- **DIRECTIONS**: Identify the lines that contain the word "SRMTID", then copy them.
+===+
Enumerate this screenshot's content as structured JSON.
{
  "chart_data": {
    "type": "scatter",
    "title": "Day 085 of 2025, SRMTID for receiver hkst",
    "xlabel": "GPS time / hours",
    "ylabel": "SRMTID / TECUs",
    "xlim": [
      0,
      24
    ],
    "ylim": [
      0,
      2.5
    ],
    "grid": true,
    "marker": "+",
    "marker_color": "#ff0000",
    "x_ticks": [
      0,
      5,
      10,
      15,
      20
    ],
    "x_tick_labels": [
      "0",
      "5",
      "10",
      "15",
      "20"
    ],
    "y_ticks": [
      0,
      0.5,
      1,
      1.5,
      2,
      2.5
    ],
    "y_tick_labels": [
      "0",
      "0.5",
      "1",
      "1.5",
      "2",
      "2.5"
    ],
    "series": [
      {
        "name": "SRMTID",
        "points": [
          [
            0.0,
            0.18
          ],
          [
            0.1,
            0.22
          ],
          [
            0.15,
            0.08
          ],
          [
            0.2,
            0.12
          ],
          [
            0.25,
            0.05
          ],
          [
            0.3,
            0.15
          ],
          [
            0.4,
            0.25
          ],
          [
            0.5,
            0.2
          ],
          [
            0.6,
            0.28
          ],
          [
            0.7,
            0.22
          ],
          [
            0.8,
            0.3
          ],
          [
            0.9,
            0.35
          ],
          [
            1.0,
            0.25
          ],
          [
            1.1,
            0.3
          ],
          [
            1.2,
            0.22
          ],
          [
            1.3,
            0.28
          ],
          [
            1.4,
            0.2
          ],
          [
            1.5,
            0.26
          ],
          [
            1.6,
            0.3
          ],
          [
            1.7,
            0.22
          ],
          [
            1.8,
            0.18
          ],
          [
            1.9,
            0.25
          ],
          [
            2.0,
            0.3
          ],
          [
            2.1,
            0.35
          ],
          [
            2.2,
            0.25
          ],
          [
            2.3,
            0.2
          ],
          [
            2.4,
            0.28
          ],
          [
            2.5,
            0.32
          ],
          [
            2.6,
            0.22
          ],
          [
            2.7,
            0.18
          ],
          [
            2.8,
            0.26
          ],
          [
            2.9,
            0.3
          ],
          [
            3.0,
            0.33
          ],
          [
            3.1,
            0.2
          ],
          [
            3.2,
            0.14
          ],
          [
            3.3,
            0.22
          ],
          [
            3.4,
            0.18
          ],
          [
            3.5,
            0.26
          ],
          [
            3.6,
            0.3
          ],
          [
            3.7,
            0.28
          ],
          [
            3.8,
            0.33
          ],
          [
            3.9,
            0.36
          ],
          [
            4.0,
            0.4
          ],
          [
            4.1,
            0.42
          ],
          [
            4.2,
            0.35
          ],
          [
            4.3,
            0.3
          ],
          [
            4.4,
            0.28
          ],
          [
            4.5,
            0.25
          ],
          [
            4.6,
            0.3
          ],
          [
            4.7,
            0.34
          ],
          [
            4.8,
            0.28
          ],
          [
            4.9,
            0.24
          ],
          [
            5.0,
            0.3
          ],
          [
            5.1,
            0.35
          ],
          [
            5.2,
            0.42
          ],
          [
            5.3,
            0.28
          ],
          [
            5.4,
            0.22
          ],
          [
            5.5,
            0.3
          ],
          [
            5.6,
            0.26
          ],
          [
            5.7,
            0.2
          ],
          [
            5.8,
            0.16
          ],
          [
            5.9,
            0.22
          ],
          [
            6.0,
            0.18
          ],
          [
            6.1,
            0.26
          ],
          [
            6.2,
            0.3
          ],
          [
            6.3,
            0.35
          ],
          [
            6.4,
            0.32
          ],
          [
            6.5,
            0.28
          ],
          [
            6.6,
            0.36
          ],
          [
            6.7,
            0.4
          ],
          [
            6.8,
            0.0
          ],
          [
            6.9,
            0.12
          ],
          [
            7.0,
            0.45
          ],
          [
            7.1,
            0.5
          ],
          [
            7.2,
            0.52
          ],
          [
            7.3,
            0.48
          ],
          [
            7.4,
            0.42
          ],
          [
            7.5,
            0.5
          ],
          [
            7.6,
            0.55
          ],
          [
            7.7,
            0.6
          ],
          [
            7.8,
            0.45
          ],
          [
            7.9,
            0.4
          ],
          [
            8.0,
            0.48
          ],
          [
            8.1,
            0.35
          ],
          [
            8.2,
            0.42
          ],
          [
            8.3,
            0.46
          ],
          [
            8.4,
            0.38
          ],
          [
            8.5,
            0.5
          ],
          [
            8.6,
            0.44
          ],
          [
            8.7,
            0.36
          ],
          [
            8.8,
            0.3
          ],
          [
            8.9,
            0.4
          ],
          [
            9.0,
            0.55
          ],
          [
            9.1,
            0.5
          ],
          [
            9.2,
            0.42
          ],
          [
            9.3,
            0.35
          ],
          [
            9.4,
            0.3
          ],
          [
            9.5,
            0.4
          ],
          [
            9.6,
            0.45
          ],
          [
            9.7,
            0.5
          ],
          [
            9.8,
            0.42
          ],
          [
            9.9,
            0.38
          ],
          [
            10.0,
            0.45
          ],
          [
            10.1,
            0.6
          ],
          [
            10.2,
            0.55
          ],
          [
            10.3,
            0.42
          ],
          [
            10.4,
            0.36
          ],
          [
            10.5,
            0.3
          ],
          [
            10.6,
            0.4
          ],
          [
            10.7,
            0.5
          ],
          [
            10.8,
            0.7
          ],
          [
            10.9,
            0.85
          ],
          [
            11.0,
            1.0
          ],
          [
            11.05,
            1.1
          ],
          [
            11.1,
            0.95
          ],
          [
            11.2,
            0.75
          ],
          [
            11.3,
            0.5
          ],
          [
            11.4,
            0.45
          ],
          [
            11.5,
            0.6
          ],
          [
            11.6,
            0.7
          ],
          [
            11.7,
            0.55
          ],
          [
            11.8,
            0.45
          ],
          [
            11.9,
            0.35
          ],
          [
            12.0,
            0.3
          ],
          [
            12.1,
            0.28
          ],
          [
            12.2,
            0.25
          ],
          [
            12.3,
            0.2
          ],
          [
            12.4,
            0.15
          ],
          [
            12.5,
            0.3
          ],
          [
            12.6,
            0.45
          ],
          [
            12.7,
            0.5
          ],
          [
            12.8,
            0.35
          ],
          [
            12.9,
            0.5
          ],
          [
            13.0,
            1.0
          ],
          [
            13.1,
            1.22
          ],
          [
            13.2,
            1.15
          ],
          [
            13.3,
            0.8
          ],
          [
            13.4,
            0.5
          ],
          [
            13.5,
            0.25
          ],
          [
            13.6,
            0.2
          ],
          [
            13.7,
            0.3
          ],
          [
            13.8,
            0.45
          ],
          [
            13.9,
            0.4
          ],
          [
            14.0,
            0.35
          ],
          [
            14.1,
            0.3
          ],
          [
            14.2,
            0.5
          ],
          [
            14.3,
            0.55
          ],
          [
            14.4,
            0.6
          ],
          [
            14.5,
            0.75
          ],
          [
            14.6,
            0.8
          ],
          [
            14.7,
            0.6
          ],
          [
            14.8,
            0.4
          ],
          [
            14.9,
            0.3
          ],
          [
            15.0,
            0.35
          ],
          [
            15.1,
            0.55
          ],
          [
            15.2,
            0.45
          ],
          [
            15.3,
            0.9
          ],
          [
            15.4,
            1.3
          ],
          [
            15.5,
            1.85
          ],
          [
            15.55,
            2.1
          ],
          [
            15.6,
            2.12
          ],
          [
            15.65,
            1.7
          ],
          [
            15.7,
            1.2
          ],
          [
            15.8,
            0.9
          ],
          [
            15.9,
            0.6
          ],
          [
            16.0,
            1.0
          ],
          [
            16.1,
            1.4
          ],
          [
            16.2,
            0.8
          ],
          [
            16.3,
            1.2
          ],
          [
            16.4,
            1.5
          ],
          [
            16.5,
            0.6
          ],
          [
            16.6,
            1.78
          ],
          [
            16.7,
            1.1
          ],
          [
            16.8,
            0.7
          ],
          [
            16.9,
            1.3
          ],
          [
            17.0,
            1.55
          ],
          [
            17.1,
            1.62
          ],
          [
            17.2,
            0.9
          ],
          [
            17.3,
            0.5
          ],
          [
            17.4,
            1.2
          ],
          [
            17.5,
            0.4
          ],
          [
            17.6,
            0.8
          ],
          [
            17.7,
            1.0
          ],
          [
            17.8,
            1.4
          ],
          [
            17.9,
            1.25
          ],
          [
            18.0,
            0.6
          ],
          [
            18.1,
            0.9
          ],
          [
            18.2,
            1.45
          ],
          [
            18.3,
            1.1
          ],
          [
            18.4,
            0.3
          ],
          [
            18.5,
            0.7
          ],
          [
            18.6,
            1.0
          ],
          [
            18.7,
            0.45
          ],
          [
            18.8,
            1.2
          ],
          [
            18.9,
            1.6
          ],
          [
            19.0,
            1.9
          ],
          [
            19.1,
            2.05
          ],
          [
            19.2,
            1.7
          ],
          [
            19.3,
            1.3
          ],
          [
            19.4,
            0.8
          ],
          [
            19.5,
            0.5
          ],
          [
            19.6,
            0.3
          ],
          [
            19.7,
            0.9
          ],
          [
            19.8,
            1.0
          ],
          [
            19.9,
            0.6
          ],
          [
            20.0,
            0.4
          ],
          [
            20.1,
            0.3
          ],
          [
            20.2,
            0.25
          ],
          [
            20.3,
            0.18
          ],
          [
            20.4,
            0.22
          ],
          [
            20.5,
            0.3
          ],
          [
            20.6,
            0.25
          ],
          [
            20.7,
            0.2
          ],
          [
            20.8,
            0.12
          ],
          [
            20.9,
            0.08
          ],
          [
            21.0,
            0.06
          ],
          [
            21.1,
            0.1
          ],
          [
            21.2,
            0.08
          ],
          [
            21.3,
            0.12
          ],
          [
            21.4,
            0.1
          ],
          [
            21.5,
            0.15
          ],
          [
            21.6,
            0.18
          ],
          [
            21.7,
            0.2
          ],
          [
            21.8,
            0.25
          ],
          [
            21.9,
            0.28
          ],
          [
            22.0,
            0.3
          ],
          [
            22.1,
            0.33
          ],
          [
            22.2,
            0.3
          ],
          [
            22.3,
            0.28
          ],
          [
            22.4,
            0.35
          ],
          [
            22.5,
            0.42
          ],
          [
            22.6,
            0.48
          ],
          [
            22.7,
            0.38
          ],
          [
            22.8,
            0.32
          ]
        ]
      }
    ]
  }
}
+===+
- **RESPONSE TO THIS TASK**:
    "title": "Day 085 of 2025, SRMTID for receiver hkst",
    "ylabel": "SRMTID / TECUs",
        "name": "SRMTID",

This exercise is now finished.